* **Record excerpts**:
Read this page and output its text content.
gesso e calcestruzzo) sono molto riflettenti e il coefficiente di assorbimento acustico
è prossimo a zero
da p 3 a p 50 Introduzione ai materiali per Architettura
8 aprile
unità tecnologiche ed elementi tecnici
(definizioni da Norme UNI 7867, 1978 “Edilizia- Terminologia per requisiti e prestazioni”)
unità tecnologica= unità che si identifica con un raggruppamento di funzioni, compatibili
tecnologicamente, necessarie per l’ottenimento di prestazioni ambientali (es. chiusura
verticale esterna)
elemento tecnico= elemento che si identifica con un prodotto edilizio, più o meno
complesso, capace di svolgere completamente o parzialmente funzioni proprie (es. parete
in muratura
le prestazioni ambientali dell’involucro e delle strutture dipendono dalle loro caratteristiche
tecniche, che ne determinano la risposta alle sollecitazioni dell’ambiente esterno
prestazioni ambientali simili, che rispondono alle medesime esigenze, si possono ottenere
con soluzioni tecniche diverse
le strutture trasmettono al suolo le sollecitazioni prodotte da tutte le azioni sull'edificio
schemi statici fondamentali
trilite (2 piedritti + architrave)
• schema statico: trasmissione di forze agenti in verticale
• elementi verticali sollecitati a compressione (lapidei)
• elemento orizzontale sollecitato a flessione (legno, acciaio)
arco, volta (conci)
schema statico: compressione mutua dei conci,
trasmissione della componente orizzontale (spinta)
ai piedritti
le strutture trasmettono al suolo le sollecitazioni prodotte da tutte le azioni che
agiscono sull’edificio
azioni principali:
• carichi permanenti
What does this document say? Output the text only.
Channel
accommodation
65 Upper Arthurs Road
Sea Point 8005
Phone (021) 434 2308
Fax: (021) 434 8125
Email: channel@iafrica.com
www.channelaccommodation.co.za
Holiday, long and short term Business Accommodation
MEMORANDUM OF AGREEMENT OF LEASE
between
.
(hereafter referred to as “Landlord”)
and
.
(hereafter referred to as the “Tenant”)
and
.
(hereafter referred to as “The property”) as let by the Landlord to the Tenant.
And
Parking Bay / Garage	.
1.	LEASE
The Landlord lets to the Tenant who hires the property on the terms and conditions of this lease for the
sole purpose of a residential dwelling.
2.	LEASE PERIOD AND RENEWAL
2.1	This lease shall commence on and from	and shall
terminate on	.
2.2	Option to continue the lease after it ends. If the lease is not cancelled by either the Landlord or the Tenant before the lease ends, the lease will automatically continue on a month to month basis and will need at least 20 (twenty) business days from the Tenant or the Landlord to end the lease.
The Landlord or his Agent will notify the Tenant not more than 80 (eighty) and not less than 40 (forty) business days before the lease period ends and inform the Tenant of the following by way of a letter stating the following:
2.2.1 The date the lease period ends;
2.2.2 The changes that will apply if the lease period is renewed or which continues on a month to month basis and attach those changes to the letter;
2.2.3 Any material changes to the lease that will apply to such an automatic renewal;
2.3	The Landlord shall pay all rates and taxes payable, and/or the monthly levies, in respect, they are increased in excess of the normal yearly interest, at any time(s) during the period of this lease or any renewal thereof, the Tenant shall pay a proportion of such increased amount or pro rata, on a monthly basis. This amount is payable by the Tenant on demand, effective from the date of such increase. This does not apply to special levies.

* **What is required**: Return each line of the records above exactly as it reads.

* **Reply to the exercise**:
Read this page and output its text content.
gesso e calcestruzzo) sono molto riflettenti e il coefficiente di assorbimento acustico
è prossimo a zero
da p 3 a p 50 Introduzione ai materiali per Architettura
8 aprile
unità tecnologiche ed elementi tecnici
(definizioni da Norme UNI 7867, 1978 “Edilizia- Terminologia per requisiti e prestazioni”)
unità tecnologica= unità che si identifica con un raggruppamento di funzioni, compatibili
tecnologicamente, necessarie per l’ottenimento di prestazioni ambientali (es. chiusura
verticale esterna)
elemento tecnico= elemento che si identifica con un prodotto edilizio, più o meno
complesso, capace di svolgere completamente o parzialmente funzioni proprie (es. parete
in muratura
le prestazioni ambientali dell’involucro e delle strutture dipendono dalle loro caratteristiche
tecniche, che ne determinano la risposta alle sollecitazioni dell’ambiente esterno
prestazioni ambientali simili, che rispondono alle medesime esigenze, si possono ottenere
con soluzioni tecniche diverse
le strutture trasmettono al suolo le sollecitazioni prodotte da tutte le azioni sull'edificio
schemi statici fondamentali
trilite (2 piedritti + architrave)
• schema statico: trasmissione di forze agenti in verticale
• elementi verticali sollecitati a compressione (lapidei)
• elemento orizzontale sollecitato a flessione (legno, acciaio)
arco, volta (conci)
schema statico: compressione mutua dei conci,
trasmissione della componente orizzontale (spinta)
ai piedritti
le strutture trasmettono al suolo le sollecitazioni prodotte da tutte le azioni che
agiscono sull’edificio
azioni principali:
• carichi permanenti
What does this document say? Output the text only.
Channel
accommodation
65 Upper Arthurs Road
Sea Point 8005
Phone (021) 434 2308
Fax: (021) 434 8125
Email: channel@iafrica.com
www.channelaccommodation.co.za
Holiday, long and short term Business Accommodation
MEMORANDUM OF AGREEMENT OF LEASE
between
.
(hereafter referred to as “Landlord”)
and
.
(hereafter referred to as the “Tenant”)
and
.
(hereafter referred to as “The property”) as let by the Landlord to the Tenant.
And
Parking Bay / Garage	.
1.	LEASE
The Landlord lets to the Tenant who hires the property on the terms and conditions of this lease for the
sole purpose of a residential dwelling.
2.	LEASE PERIOD AND RENEWAL
2.1	This lease shall commence on and from	and shall
terminate on	.
2.2	Option to continue the lease after it ends. If the lease is not cancelled by either the Landlord or the Tenant before the lease ends, the lease will automatically continue on a month to month basis and will need at least 20 (twenty) business days from the Tenant or the Landlord to end the lease.
The Landlord or his Agent will notify the Tenant not more than 80 (eighty) and not less than 40 (forty) business days before the lease period ends and inform the Tenant of the following by way of a letter stating the following:
2.2.1 The date the lease period ends;
2.2.2 The changes that will apply if the lease period is renewed or which continues on a month to month basis and attach those changes to the letter;
2.2.3 Any material changes to the lease that will apply to such an automatic renewal;
2.3	The Landlord shall pay all rates and taxes payable, and/or the monthly levies, in respect, they are increased in excess of the normal yearly interest, at any time(s) during the period of this lease or any renewal thereof, the Tenant shall pay a proportion of such increased amount or pro rata, on a monthly basis. This amount is payable by the Tenant on demand, effective from the date of such increase. This does not apply to special levies.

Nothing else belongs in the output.